All records below must be retyped exactly.

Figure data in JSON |

┄┄┄┄┄┄┄┄┄┄

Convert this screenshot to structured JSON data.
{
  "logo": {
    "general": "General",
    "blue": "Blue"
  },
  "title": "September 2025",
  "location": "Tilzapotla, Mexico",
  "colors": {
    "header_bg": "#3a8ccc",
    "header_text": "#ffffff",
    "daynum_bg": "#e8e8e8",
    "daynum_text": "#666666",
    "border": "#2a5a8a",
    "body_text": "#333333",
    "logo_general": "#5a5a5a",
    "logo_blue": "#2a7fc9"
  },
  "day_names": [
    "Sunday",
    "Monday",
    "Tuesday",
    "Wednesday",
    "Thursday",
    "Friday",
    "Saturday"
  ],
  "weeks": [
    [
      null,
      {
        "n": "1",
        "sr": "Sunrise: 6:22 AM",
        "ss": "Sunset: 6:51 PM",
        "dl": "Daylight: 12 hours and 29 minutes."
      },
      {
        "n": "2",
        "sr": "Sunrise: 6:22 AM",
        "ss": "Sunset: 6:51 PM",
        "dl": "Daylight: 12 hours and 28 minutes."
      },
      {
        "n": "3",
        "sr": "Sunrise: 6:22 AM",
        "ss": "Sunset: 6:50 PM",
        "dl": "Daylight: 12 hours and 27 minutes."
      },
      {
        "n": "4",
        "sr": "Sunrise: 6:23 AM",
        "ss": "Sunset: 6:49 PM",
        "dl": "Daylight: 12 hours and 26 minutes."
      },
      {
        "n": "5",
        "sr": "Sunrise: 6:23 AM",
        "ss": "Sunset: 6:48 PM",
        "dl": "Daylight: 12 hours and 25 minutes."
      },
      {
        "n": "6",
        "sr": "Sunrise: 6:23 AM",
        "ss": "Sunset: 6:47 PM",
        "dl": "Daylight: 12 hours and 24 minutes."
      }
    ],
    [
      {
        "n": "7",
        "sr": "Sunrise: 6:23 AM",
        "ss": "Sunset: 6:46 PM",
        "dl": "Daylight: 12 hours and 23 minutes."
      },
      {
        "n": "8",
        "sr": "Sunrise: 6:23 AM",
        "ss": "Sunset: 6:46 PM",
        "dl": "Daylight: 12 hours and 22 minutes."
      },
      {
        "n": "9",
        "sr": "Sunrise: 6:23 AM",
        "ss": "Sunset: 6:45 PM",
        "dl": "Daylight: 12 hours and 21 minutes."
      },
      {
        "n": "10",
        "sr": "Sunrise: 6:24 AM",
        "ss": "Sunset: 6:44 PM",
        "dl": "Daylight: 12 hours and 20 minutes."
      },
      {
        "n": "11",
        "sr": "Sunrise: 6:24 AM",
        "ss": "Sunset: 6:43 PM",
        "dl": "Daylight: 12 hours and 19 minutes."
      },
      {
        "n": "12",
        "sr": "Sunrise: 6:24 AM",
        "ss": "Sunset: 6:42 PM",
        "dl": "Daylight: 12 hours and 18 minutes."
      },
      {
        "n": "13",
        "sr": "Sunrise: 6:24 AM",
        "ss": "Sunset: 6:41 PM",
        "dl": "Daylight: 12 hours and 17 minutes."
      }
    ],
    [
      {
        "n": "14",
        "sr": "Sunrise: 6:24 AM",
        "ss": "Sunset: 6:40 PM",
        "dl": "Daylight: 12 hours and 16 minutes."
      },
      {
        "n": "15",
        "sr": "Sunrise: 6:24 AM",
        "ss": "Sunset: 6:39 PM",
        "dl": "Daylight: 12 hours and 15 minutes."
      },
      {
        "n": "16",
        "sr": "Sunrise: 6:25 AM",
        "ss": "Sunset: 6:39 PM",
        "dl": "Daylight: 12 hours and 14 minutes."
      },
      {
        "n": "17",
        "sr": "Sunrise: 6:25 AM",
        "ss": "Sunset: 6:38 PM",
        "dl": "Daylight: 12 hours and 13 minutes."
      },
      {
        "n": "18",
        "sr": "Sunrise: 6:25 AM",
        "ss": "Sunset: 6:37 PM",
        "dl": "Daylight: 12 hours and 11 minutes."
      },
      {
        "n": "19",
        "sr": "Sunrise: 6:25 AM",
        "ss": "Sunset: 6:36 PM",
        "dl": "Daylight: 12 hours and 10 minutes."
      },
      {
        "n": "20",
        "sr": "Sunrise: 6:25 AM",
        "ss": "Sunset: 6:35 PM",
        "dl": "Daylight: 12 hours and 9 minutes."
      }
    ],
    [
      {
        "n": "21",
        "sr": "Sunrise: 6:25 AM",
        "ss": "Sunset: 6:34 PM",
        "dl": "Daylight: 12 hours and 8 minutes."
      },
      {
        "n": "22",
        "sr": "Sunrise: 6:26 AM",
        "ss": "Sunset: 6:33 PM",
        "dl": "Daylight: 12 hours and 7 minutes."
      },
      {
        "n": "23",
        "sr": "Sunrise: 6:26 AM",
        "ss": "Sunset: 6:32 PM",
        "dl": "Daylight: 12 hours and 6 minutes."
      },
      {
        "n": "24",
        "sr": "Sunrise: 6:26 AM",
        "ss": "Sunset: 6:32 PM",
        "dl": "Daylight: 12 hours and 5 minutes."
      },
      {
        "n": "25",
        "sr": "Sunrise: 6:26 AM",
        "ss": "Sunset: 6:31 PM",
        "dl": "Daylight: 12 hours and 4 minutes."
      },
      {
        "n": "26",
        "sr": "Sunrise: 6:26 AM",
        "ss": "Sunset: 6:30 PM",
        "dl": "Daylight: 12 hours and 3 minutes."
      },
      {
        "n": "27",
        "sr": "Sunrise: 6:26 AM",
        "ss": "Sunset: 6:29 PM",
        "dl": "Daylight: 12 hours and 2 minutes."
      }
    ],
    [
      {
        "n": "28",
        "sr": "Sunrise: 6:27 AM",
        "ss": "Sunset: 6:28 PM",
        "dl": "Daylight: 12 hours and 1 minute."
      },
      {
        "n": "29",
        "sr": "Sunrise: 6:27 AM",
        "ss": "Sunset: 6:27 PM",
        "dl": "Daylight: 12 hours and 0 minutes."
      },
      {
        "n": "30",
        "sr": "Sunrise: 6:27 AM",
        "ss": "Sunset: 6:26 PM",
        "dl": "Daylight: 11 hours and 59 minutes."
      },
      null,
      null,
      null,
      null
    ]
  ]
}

┄┄┄┄┄┄┄┄┄┄

Expected answer |
Convert this screenshot to structured JSON data.
{
  "logo": {
    "general": "General",
    "blue": "Blue"
  },
  "title": "September 2025",
  "location": "Tilzapotla, Mexico",
  "colors": {
    "header_bg": "#3a8ccc",
    "header_text": "#ffffff",
    "daynum_bg": "#e8e8e8",
    "daynum_text": "#666666",
    "border": "#2a5a8a",
    "body_text": "#333333",
    "logo_general": "#5a5a5a",
    "logo_blue": "#2a7fc9"
  },
  "day_names": [
    "Sunday",
    "Monday",
    "Tuesday",
    "Wednesday",
    "Thursday",
    "Friday",
    "Saturday"
  ],
  "weeks": [
    [
      null,
      {
        "n": "1",
        "sr": "Sunrise: 6:22 AM",
        "ss": "Sunset: 6:51 PM",
        "dl": "Daylight: 12 hours and 29 minutes."
      },
      {
        "n": "2",
        "sr": "Sunrise: 6:22 AM",
        "ss": "Sunset: 6:51 PM",
        "dl": "Daylight: 12 hours and 28 minutes."
      },
      {
        "n": "3",
        "sr": "Sunrise: 6:22 AM",
        "ss": "Sunset: 6:50 PM",
        "dl": "Daylight: 12 hours and 27 minutes."
      },
      {
        "n": "4",
        "sr": "Sunrise: 6:23 AM",
        "ss": "Sunset: 6:49 PM",
        "dl": "Daylight: 12 hours and 26 minutes."
      },
      {
        "n": "5",
        "sr": "Sunrise: 6:23 AM",
        "ss": "Sunset: 6:48 PM",
        "dl": "Daylight: 12 hours and 25 minutes."
      },
      {
        "n": "6",
        "sr": "Sunrise: 6:23 AM",
        "ss": "Sunset: 6:47 PM",
        "dl": "Daylight: 12 hours and 24 minutes."
      }
    ],
    [
      {
        "n": "7",
        "sr": "Sunrise: 6:23 AM",
        "ss": "Sunset: 6:46 PM",
        "dl": "Daylight: 12 hours and 23 minutes."
      },
      {
        "n": "8",
        "sr": "Sunrise: 6:23 AM",
        "ss": "Sunset: 6:46 PM",
        "dl": "Daylight: 12 hours and 22 minutes."
      },
      {
        "n": "9",
        "sr": "Sunrise: 6:23 AM",
        "ss": "Sunset: 6:45 PM",
        "dl": "Daylight: 12 hours and 21 minutes."
      },
      {
        "n": "10",
        "sr": "Sunrise: 6:24 AM",
        "ss": "Sunset: 6:44 PM",
        "dl": "Daylight: 12 hours and 20 minutes."
      },
      {
        "n": "11",
        "sr": "Sunrise: 6:24 AM",
        "ss": "Sunset: 6:43 PM",
        "dl": "Daylight: 12 hours and 19 minutes."
      },
      {
        "n": "12",
        "sr": "Sunrise: 6:24 AM",
        "ss": "Sunset: 6:42 PM",
        "dl": "Daylight: 12 hours and 18 minutes."
      },
      {
        "n": "13",
        "sr": "Sunrise: 6:24 AM",
        "ss": "Sunset: 6:41 PM",
        "dl": "Daylight: 12 hours and 17 minutes."
      }
    ],
    [
      {
        "n": "14",
        "sr": "Sunrise: 6:24 AM",
        "ss": "Sunset: 6:40 PM",
        "dl": "Daylight: 12 hours and 16 minutes."
      },
      {
        "n": "15",
        "sr": "Sunrise: 6:24 AM",
        "ss": "Sunset: 6:39 PM",
        "dl": "Daylight: 12 hours and 15 minutes."
      },
      {
        "n": "16",
        "sr": "Sunrise: 6:25 AM",
        "ss": "Sunset: 6:39 PM",
        "dl": "Daylight: 12 hours and 14 minutes."
      },
      {
        "n": "17",
        "sr": "Sunrise: 6:25 AM",
        "ss": "Sunset: 6:38 PM",
        "dl": "Daylight: 12 hours and 13 minutes."
      },
      {
        "n": "18",
        "sr": "Sunrise: 6:25 AM",
        "ss": "Sunset: 6:37 PM",
        "dl": "Daylight: 12 hours and 11 minutes."
      },
      {
        "n": "19",
        "sr": "Sunrise: 6:25 AM",
        "ss": "Sunset: 6:36 PM",
        "dl": "Daylight: 12 hours and 10 minutes."
      },
      {
        "n": "20",
        "sr": "Sunrise: 6:25 AM",
        "ss": "Sunset: 6:35 PM",
        "dl": "Daylight: 12 hours and 9 minutes."
      }
    ],
    [
      {
        "n": "21",
        "sr": "Sunrise: 6:25 AM",
        "ss": "Sunset: 6:34 PM",
        "dl": "Daylight: 12 hours and 8 minutes."
      },
      {
        "n": "22",
        "sr": "Sunrise: 6:26 AM",
        "ss": "Sunset: 6:33 PM",
        "dl": "Daylight: 12 hours and 7 minutes."
      },
      {
        "n": "23",
        "sr": "Sunrise: 6:26 AM",
        "ss": "Sunset: 6:32 PM",
        "dl": "Daylight: 12 hours and 6 minutes."
      },
      {
        "n": "24",
        "sr": "Sunrise: 6:26 AM",
        "ss": "Sunset: 6:32 PM",
        "dl": "Daylight: 12 hours and 5 minutes."
      },
      {
        "n": "25",
        "sr": "Sunrise: 6:26 AM",
        "ss": "Sunset: 6:31 PM",
        "dl": "Daylight: 12 hours and 4 minutes."
      },
      {
        "n": "26",
        "sr": "Sunrise: 6:26 AM",
        "ss": "Sunset: 6:30 PM",
        "dl": "Daylight: 12 hours and 3 minutes."
      },
      {
        "n": "27",
        "sr": "Sunrise: 6:26 AM",
        "ss": "Sunset: 6:29 PM",
        "dl": "Daylight: 12 hours and 2 minutes."
      }
    ],
    [
      {
        "n": "28",
        "sr": "Sunrise: 6:27 AM",
        "ss": "Sunset: 6:28 PM",
        "dl": "Daylight: 12 hours and 1 minute."
      },
      {
        "n": "29",
        "sr": "Sunrise: 6:27 AM",
        "ss": "Sunset: 6:27 PM",
        "dl": "Daylight: 12 hours and 0 minutes."
      },
      {
        "n": "30",
        "sr": "Sunrise: 6:27 AM",
        "ss": "Sunset: 6:26 PM",
        "dl": "Daylight: 11 hours and 59 minutes."
      },
      null,
      null,
      null,
      null
    ]
  ]
}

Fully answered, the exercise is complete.